Gather all lines from the material that contain the word "title".

___ SUPPLIED INFORMATION ___

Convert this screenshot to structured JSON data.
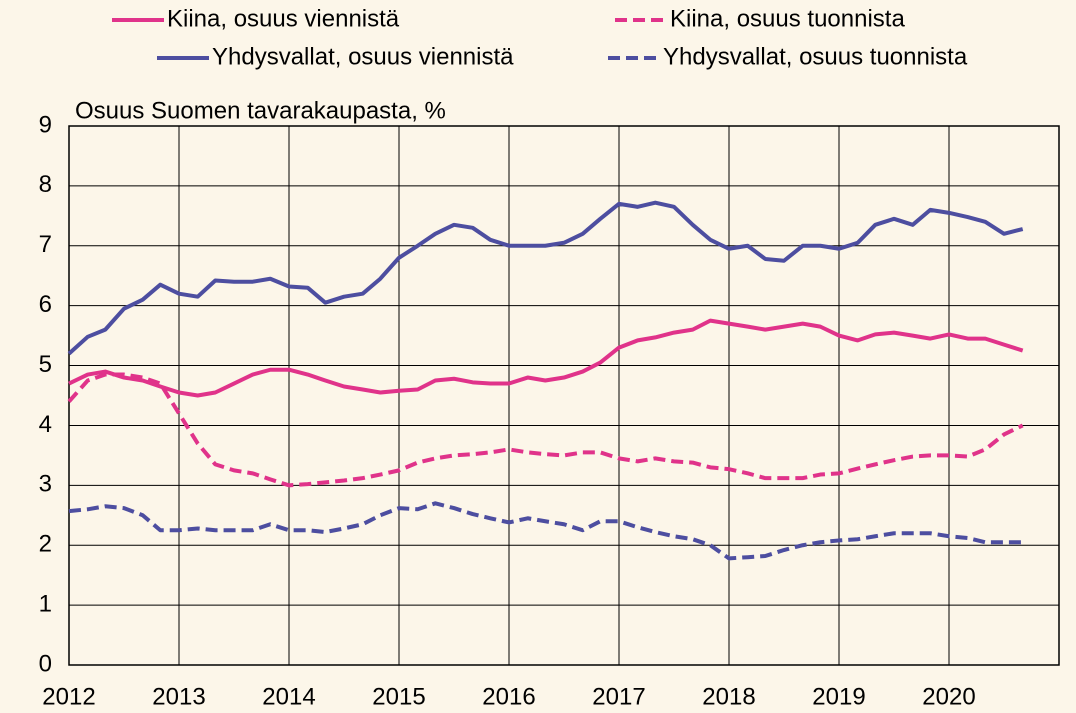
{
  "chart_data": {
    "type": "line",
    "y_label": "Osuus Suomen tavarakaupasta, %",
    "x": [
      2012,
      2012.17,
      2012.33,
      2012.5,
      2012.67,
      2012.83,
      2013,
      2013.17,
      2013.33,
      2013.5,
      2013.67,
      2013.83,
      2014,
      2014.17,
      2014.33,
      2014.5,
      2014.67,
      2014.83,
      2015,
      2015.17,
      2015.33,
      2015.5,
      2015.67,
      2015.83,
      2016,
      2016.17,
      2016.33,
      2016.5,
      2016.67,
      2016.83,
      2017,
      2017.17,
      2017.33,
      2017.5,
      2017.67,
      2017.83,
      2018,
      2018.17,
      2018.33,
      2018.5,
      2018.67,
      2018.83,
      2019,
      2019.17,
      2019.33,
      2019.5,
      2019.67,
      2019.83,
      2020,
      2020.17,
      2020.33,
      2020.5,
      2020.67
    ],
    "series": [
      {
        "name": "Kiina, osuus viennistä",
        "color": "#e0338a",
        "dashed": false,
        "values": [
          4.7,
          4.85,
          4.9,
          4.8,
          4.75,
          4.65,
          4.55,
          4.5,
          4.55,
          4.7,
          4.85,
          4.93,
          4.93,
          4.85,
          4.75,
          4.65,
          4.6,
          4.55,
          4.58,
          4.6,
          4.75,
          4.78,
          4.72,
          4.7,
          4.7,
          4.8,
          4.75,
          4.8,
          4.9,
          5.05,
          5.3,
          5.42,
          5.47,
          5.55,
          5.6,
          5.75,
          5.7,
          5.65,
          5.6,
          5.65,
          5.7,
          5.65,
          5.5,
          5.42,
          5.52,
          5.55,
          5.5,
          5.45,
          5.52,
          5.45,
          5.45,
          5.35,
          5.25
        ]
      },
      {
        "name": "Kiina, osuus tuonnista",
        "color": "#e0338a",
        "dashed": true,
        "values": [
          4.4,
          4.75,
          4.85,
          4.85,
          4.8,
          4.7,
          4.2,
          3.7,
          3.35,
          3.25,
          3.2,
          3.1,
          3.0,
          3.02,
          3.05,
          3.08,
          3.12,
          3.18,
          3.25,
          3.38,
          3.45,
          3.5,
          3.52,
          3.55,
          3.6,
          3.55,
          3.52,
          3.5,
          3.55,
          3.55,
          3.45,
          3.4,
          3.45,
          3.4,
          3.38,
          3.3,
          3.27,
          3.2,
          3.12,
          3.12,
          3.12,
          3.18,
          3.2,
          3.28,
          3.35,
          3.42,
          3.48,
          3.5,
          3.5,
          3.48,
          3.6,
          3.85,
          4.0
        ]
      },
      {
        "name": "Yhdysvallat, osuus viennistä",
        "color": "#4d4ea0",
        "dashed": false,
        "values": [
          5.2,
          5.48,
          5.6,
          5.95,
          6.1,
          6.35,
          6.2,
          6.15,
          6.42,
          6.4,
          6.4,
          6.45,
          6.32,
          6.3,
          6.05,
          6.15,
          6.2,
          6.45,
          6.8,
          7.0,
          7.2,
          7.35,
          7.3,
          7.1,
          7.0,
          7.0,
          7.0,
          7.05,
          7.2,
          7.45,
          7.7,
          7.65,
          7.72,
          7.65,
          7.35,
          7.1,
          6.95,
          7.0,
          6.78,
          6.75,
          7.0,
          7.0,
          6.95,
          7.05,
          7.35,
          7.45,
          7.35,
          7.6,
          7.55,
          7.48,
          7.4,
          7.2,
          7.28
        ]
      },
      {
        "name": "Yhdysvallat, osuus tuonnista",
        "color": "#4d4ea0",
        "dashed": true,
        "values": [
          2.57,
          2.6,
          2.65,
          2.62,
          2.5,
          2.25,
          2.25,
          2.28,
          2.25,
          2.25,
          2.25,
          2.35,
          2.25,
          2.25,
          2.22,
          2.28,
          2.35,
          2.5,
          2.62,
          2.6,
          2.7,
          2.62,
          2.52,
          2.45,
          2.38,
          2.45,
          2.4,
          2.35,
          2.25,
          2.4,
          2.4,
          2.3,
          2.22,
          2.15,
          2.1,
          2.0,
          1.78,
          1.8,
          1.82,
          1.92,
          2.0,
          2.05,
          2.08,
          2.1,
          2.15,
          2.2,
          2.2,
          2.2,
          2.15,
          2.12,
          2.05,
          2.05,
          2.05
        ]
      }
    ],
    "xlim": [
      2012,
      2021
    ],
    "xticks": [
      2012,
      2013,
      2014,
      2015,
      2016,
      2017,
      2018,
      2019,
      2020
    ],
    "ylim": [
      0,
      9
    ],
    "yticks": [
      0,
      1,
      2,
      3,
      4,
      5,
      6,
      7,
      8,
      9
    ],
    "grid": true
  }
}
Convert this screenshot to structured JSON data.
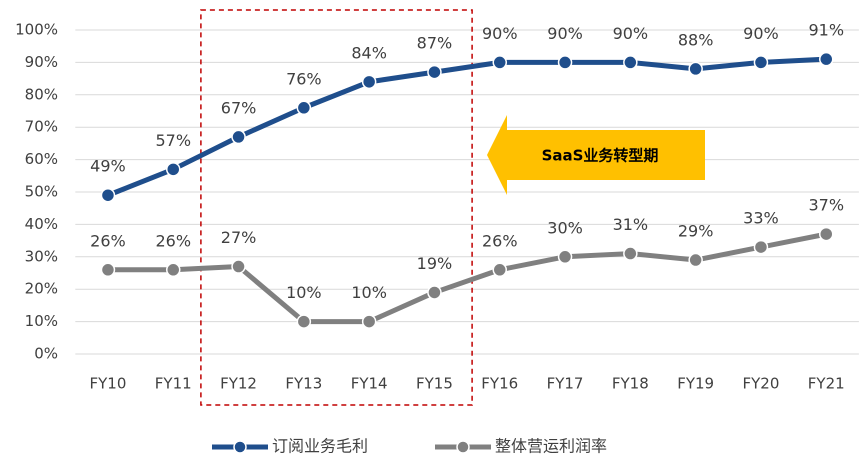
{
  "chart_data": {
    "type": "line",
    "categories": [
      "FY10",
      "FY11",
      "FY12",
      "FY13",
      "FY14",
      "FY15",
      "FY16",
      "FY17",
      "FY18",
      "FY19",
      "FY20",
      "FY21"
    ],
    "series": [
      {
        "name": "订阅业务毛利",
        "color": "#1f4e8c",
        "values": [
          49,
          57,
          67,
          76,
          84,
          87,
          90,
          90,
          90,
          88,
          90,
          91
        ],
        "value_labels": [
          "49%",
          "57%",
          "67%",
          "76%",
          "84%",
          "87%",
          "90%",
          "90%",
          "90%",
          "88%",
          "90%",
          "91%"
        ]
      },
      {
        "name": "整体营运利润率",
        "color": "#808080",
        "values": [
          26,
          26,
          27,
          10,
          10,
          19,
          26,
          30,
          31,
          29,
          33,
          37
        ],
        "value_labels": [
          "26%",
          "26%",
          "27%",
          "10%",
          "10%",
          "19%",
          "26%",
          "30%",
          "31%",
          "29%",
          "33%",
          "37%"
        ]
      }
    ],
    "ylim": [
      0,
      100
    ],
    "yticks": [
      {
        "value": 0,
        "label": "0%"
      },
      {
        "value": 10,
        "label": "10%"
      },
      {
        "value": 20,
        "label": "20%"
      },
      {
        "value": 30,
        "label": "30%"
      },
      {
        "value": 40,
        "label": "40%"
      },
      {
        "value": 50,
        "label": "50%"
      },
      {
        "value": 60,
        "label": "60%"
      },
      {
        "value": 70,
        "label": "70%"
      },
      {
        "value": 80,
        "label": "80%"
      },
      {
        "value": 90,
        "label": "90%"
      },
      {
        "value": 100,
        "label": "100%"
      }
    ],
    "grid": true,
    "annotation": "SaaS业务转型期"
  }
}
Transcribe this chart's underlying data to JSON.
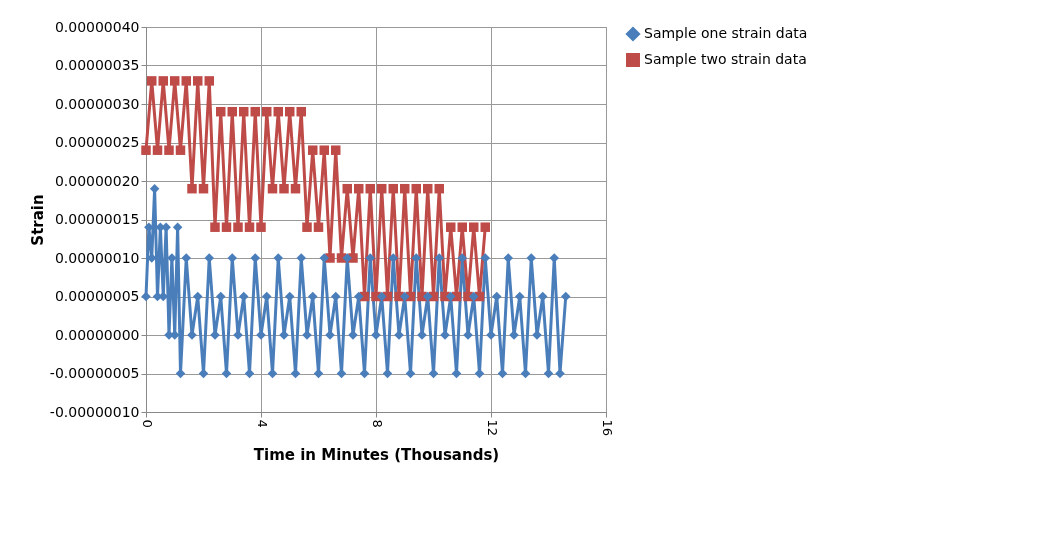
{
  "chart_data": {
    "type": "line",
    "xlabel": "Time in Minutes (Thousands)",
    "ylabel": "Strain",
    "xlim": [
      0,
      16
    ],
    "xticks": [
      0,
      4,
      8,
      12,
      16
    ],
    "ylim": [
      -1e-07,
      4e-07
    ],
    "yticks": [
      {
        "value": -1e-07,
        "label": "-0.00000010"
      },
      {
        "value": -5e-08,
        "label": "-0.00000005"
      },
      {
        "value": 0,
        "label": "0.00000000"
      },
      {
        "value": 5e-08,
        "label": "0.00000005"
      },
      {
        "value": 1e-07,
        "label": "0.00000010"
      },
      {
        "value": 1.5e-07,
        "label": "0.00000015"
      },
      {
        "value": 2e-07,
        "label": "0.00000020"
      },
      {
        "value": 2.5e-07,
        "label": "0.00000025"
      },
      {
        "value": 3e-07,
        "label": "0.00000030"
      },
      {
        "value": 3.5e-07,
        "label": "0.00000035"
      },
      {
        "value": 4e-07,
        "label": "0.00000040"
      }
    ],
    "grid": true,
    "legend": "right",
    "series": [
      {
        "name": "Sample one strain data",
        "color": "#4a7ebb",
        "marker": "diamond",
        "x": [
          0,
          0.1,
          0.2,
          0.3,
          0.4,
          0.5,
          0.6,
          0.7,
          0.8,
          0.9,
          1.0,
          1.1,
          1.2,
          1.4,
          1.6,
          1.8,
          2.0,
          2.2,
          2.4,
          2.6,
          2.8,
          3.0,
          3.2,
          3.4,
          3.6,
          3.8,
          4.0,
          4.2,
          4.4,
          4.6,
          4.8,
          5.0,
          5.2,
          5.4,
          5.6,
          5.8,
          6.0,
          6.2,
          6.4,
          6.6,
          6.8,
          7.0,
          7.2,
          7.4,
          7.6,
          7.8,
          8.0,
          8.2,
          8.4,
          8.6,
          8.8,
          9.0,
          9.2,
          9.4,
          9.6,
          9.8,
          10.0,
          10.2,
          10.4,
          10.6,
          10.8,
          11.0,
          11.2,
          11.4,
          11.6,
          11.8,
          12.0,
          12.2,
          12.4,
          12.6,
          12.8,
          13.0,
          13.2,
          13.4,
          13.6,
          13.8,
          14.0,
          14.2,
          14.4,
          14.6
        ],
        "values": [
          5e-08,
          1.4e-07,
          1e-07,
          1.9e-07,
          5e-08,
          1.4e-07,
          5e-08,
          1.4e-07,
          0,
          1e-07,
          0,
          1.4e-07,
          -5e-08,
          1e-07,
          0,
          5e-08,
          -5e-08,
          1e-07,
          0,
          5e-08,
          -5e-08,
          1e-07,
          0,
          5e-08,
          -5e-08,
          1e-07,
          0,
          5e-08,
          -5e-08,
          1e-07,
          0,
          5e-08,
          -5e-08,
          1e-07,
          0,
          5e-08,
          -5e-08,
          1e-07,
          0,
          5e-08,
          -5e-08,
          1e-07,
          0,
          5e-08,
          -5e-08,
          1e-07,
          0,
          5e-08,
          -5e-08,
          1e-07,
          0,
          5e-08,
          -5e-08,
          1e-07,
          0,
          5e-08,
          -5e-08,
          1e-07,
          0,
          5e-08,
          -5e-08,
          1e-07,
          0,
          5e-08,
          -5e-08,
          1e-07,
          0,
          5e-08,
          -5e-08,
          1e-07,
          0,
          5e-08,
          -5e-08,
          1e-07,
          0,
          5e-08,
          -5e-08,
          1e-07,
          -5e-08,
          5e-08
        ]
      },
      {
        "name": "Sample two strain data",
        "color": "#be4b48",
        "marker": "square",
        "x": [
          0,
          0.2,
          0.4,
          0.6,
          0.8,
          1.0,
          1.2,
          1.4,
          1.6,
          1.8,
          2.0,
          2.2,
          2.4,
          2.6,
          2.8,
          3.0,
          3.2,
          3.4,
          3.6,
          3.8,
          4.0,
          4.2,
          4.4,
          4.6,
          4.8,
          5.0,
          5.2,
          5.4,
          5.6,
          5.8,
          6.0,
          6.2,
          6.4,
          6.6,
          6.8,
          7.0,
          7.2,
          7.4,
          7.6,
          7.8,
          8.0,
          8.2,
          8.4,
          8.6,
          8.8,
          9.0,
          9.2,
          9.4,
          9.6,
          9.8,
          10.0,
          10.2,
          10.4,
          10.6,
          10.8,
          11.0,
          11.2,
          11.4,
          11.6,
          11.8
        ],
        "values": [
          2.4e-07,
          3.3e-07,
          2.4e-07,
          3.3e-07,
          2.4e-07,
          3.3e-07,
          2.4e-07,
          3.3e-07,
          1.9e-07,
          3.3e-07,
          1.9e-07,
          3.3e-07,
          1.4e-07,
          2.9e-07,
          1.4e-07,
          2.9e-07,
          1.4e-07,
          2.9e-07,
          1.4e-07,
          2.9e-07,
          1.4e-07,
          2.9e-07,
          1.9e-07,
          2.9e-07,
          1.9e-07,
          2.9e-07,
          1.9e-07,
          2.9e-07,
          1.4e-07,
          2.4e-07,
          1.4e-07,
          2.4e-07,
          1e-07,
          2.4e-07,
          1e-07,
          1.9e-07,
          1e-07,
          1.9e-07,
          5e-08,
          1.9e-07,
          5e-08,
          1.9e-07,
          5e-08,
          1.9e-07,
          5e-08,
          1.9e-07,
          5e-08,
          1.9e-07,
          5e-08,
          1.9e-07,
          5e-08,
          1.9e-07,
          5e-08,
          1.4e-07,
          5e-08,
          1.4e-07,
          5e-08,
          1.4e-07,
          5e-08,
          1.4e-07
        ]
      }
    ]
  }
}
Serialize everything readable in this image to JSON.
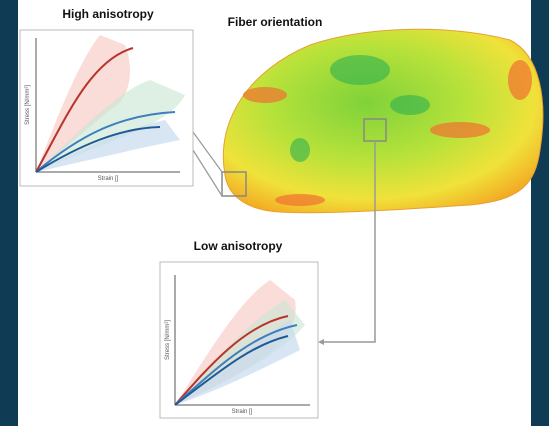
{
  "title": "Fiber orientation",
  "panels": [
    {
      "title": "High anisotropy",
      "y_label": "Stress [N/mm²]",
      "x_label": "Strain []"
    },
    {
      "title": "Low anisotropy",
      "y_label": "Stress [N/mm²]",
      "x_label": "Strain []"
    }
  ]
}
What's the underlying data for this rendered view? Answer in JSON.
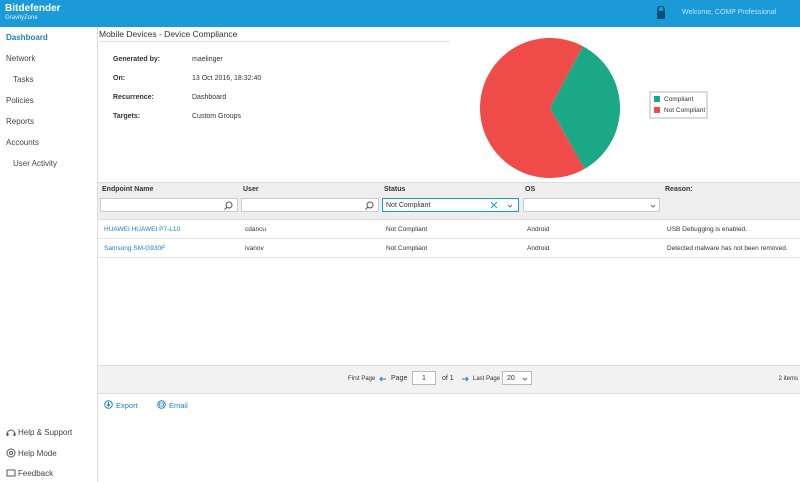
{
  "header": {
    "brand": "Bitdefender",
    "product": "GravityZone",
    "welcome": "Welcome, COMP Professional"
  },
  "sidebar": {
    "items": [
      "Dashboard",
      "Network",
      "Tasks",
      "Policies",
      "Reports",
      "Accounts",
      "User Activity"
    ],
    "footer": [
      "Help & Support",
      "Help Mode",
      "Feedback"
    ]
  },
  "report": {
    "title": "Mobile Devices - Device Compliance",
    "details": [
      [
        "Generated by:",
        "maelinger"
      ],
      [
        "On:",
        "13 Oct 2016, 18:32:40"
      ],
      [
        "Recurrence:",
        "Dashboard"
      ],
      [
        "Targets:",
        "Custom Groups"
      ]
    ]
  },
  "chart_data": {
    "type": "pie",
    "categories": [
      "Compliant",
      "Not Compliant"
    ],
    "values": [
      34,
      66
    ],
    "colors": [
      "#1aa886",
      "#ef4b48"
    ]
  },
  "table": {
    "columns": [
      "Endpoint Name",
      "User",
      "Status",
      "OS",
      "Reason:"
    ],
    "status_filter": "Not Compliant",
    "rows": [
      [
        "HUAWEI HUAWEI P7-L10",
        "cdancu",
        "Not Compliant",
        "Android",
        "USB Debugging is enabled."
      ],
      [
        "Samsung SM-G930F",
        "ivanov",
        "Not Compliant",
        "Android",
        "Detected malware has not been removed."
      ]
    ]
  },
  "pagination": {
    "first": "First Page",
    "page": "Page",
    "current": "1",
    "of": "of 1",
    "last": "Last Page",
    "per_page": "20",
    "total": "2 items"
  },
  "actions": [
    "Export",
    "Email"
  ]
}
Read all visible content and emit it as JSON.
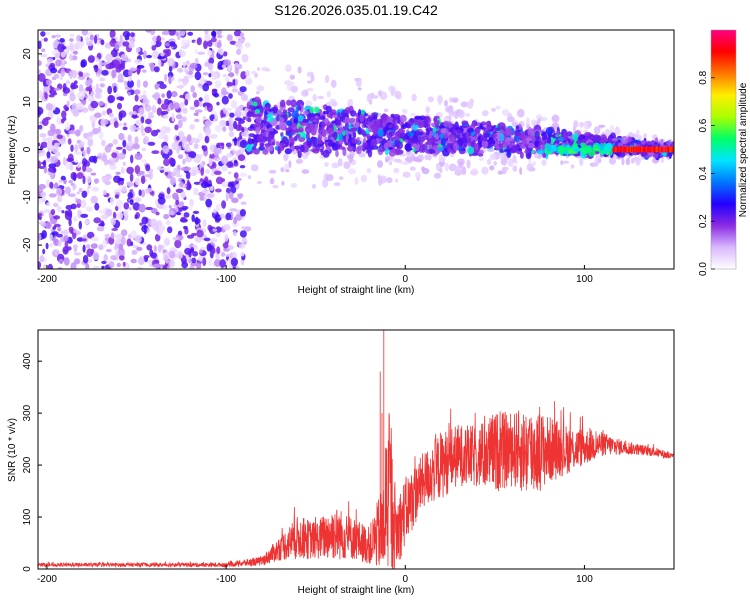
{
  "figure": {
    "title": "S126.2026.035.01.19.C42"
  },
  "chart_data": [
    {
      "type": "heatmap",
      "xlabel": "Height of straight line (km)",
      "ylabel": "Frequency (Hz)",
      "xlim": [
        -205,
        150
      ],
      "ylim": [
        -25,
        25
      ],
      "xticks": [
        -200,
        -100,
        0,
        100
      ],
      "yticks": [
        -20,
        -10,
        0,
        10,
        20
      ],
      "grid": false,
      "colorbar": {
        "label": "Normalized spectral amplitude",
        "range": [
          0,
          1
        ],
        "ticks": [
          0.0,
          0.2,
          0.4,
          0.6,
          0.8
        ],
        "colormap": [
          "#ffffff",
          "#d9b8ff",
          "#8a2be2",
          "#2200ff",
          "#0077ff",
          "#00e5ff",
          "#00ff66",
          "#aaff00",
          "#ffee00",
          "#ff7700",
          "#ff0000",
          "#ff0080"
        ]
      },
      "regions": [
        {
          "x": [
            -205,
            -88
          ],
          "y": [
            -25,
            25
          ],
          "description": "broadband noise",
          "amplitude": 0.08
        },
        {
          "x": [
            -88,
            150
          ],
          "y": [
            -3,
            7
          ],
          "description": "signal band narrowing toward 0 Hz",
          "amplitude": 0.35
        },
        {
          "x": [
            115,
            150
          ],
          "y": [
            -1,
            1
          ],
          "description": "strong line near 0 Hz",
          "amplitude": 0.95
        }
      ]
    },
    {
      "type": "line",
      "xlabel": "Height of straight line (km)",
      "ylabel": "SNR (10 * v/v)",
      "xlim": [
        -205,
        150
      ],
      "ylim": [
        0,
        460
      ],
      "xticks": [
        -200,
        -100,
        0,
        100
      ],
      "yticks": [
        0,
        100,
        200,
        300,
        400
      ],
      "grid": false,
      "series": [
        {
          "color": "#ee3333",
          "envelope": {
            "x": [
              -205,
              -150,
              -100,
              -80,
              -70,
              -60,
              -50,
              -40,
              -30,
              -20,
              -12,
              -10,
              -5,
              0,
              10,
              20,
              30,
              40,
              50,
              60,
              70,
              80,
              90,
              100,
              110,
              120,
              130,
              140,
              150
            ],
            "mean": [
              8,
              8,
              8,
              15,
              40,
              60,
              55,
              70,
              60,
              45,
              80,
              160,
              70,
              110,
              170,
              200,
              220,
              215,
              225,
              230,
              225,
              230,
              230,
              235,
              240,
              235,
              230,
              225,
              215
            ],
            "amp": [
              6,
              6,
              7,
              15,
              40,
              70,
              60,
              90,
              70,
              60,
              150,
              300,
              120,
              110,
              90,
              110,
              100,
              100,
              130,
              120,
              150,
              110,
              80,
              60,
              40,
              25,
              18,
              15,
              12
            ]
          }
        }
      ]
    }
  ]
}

___

→ **FINAL ANSWER**
  "title": "Fiber orientation",
      "title": "High anisotropy",
      "title": "Low anisotropy",
    "title": "Mobile Devices - Device Compliance",
    "title": "S126.2026.035.01.19.C42"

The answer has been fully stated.